THE REQUEST - Rewrite the data beginning at the line that has "grid-cell: T [341, 150, 359, 168]" and stopping after the line that has "grid-cell: E [177, 360, 195, 378]", replacing "word-list-item" with "word-entry" and keeping all other text unchanged.

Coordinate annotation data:

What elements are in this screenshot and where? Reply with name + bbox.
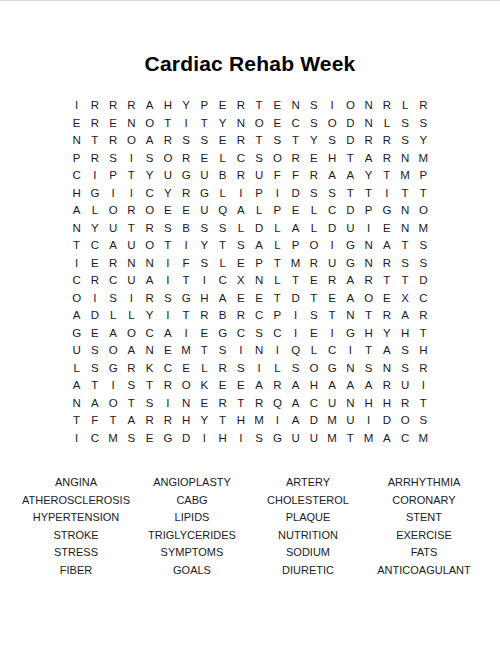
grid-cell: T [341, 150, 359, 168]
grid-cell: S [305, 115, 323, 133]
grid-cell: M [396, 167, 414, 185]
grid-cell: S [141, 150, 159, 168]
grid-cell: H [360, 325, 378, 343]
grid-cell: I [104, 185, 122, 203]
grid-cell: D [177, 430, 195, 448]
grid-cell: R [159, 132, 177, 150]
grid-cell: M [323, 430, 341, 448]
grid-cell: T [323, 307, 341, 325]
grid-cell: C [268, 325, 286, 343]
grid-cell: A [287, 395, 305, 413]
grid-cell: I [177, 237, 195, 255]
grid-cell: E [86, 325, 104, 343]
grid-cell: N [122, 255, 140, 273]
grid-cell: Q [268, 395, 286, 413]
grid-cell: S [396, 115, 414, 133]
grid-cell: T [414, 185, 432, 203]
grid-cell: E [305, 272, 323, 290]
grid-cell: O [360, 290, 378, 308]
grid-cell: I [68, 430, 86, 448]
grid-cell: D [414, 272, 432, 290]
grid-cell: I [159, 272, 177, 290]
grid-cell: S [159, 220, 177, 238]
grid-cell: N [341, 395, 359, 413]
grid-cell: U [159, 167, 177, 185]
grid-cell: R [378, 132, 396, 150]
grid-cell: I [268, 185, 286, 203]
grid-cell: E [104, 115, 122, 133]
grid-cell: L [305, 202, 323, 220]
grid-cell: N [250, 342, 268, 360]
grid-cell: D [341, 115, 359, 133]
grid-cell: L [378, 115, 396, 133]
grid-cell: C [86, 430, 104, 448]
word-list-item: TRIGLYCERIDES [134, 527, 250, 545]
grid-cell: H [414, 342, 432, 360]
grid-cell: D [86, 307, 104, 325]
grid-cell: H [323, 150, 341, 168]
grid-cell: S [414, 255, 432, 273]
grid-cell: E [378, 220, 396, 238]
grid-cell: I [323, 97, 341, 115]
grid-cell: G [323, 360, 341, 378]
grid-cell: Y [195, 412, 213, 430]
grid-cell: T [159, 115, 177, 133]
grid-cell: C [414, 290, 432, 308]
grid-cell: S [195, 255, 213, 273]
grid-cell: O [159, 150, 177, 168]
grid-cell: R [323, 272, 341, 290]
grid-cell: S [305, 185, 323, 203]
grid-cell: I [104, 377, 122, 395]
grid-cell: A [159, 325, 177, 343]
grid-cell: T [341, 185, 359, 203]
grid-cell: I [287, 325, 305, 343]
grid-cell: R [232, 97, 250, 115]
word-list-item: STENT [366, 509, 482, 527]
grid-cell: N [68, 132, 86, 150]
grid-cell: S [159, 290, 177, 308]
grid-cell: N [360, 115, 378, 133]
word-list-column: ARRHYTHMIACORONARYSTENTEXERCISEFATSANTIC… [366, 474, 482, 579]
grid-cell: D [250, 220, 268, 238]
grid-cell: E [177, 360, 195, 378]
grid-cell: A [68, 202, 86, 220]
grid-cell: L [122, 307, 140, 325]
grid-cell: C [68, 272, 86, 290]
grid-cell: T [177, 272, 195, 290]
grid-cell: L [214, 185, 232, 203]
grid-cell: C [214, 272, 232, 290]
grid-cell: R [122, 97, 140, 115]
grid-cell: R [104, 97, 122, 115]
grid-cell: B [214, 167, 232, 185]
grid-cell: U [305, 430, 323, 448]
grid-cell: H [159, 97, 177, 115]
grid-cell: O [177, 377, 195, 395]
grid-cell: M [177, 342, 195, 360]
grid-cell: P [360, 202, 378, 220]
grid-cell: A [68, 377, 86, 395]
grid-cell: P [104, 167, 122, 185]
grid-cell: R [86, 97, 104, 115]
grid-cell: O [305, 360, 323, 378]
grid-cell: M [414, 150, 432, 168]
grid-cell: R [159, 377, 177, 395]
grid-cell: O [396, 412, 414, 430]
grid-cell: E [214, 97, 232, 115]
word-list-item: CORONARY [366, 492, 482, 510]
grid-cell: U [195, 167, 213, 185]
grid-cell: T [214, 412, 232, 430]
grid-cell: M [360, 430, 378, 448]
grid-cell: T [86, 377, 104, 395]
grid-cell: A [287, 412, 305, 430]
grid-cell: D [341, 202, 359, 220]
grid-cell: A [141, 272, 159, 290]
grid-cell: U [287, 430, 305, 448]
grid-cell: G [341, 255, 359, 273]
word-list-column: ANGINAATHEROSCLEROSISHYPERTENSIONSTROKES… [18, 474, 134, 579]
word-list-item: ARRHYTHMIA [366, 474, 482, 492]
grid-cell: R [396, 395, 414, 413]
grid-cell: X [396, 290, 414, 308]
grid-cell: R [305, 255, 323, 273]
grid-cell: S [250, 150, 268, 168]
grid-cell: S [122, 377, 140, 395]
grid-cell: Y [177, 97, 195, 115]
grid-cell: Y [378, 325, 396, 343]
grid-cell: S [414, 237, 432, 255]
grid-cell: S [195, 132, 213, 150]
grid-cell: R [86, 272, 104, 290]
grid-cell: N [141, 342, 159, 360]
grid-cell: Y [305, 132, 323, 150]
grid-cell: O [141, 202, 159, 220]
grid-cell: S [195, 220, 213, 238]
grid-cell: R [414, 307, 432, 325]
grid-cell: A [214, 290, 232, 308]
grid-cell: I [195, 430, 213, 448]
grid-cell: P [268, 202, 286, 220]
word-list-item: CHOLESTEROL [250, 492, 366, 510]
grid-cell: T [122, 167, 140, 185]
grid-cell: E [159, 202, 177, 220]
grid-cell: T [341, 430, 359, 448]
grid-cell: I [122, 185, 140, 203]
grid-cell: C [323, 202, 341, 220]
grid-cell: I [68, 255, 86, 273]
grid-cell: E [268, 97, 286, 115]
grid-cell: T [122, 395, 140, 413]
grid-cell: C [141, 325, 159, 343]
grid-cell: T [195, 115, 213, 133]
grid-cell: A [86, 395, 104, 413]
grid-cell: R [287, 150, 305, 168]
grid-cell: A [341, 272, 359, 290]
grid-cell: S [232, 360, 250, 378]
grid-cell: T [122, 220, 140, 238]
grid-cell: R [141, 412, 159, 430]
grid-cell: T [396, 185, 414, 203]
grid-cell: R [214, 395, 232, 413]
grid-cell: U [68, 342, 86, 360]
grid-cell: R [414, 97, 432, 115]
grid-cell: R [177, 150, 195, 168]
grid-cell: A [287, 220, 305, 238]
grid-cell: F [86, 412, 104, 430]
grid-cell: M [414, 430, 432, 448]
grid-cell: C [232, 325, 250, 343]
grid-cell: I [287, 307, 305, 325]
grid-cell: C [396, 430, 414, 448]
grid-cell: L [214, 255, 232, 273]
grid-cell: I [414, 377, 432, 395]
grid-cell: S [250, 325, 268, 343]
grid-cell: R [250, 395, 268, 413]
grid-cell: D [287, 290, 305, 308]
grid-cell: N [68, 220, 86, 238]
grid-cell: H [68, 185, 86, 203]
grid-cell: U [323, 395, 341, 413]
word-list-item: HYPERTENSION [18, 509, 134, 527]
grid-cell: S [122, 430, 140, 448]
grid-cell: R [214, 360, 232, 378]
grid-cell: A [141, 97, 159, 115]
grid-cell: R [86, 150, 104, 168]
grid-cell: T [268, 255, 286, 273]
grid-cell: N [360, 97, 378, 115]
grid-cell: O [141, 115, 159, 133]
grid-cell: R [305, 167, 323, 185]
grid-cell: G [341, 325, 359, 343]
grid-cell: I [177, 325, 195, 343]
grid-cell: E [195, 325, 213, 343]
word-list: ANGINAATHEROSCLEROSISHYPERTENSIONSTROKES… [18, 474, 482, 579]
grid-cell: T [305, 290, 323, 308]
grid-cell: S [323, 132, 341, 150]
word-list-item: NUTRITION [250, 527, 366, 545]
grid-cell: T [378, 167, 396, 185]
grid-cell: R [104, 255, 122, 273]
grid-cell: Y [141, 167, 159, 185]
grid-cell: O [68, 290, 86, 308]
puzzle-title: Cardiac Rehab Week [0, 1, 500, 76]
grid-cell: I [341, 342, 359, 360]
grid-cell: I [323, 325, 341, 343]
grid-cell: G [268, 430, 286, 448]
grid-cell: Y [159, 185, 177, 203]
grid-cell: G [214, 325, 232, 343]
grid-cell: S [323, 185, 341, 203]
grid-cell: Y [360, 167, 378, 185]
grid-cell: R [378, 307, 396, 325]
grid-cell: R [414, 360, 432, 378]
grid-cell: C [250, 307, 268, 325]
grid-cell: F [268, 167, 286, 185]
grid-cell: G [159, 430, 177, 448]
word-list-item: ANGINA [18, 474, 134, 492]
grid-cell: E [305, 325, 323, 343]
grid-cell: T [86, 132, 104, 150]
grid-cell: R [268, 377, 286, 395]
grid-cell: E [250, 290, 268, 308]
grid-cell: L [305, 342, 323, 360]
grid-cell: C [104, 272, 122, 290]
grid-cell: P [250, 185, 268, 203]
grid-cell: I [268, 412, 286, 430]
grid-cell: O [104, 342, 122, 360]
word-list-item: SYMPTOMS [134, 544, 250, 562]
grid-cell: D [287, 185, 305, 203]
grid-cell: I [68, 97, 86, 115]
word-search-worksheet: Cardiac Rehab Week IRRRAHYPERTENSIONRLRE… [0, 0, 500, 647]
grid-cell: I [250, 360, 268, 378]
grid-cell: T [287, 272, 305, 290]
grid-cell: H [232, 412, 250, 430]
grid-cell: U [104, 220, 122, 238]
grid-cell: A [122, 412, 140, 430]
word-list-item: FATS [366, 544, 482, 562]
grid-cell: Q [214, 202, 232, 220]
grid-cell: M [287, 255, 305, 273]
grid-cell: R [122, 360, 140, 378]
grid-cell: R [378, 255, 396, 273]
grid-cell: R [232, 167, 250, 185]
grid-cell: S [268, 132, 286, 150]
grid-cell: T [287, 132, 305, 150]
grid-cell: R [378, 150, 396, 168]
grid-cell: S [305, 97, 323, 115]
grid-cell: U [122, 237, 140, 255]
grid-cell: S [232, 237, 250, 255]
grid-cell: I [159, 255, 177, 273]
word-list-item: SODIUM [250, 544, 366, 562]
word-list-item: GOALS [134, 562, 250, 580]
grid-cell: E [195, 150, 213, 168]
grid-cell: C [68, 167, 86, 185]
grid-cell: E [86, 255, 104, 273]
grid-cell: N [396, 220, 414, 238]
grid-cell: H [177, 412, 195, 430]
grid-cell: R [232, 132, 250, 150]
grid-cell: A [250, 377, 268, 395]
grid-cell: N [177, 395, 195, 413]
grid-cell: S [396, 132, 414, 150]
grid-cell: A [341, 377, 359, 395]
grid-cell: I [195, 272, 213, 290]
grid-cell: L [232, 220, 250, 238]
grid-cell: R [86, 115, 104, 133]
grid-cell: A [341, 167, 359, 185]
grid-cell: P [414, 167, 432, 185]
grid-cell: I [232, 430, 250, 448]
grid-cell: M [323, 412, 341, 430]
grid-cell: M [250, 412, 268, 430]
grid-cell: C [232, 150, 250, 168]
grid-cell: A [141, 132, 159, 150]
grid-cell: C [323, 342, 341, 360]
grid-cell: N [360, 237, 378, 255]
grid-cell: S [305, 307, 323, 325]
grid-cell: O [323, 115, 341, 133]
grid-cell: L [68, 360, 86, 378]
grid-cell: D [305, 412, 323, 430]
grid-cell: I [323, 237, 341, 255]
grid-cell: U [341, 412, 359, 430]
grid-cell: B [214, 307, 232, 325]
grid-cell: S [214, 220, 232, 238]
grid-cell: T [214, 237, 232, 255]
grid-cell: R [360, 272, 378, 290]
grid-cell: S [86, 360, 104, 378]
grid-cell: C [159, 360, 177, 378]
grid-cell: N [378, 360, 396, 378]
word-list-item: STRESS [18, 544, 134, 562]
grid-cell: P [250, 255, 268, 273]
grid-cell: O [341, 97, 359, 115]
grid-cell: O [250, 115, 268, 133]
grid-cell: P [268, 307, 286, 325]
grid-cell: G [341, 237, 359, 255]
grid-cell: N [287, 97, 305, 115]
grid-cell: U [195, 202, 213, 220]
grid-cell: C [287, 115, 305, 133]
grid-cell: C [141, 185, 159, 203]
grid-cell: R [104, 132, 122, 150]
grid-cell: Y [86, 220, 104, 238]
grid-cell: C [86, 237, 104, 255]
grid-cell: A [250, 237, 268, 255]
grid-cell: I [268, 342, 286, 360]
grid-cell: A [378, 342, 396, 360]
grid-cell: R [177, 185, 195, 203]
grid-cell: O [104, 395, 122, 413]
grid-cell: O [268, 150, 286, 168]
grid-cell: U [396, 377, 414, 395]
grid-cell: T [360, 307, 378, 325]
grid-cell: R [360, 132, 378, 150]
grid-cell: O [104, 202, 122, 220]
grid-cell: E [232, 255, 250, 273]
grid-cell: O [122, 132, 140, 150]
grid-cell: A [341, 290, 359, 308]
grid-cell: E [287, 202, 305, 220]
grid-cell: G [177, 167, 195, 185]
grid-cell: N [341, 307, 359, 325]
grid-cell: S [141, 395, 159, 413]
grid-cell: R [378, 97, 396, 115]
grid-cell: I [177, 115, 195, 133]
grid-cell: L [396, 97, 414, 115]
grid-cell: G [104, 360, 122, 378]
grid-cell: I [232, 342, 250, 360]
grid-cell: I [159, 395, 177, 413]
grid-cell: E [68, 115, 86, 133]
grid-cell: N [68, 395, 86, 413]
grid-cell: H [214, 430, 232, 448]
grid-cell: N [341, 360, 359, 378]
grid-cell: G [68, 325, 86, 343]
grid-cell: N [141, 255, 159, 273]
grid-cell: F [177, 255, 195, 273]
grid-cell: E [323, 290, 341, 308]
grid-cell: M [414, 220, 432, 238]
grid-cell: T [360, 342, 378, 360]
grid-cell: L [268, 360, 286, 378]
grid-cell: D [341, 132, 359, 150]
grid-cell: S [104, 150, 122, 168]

EXERCISE RESULT -
grid-cell: T [341, 150, 359, 168]
grid-cell: S [305, 115, 323, 133]
grid-cell: M [396, 167, 414, 185]
grid-cell: S [141, 150, 159, 168]
grid-cell: H [360, 325, 378, 343]
grid-cell: I [104, 185, 122, 203]
grid-cell: D [177, 430, 195, 448]
grid-cell: R [159, 132, 177, 150]
grid-cell: M [323, 430, 341, 448]
grid-cell: T [323, 307, 341, 325]
grid-cell: C [268, 325, 286, 343]
grid-cell: A [287, 395, 305, 413]
grid-cell: I [177, 237, 195, 255]
grid-cell: E [86, 325, 104, 343]
grid-cell: N [122, 255, 140, 273]
grid-cell: Q [268, 395, 286, 413]
grid-cell: S [396, 115, 414, 133]
grid-cell: T [414, 185, 432, 203]
grid-cell: E [305, 272, 323, 290]
grid-cell: O [360, 290, 378, 308]
grid-cell: I [68, 430, 86, 448]
grid-cell: D [414, 272, 432, 290]
grid-cell: I [159, 272, 177, 290]
grid-cell: S [159, 220, 177, 238]
grid-cell: N [341, 395, 359, 413]
grid-cell: U [159, 167, 177, 185]
grid-cell: R [378, 132, 396, 150]
grid-cell: I [268, 185, 286, 203]
grid-cell: E [104, 115, 122, 133]
grid-cell: L [305, 202, 323, 220]
grid-cell: N [250, 342, 268, 360]
grid-cell: D [341, 115, 359, 133]
grid-cell: L [378, 115, 396, 133]
grid-cell: C [86, 430, 104, 448]
word-entry: TRIGLYCERIDES [134, 527, 250, 545]
grid-cell: H [414, 342, 432, 360]
grid-cell: D [86, 307, 104, 325]
grid-cell: H [323, 150, 341, 168]
grid-cell: S [414, 255, 432, 273]
grid-cell: E [378, 220, 396, 238]
grid-cell: I [323, 97, 341, 115]
grid-cell: G [323, 360, 341, 378]
grid-cell: Y [195, 412, 213, 430]
grid-cell: T [159, 115, 177, 133]
grid-cell: C [414, 290, 432, 308]
grid-cell: S [195, 255, 213, 273]
grid-cell: O [159, 150, 177, 168]
grid-cell: R [323, 272, 341, 290]
grid-cell: S [305, 185, 323, 203]
grid-cell: I [104, 377, 122, 395]
grid-cell: A [159, 325, 177, 343]
grid-cell: T [341, 185, 359, 203]
grid-cell: I [287, 325, 305, 343]
grid-cell: R [232, 97, 250, 115]
word-entry: STENT [366, 509, 482, 527]
grid-cell: N [68, 132, 86, 150]
grid-cell: S [159, 290, 177, 308]
grid-cell: N [360, 115, 378, 133]
word-list-column: ARRHYTHMIACORONARYSTENTEXERCISEFATSANTIC… [366, 474, 482, 579]
grid-cell: D [250, 220, 268, 238]
grid-cell: E [177, 360, 195, 378]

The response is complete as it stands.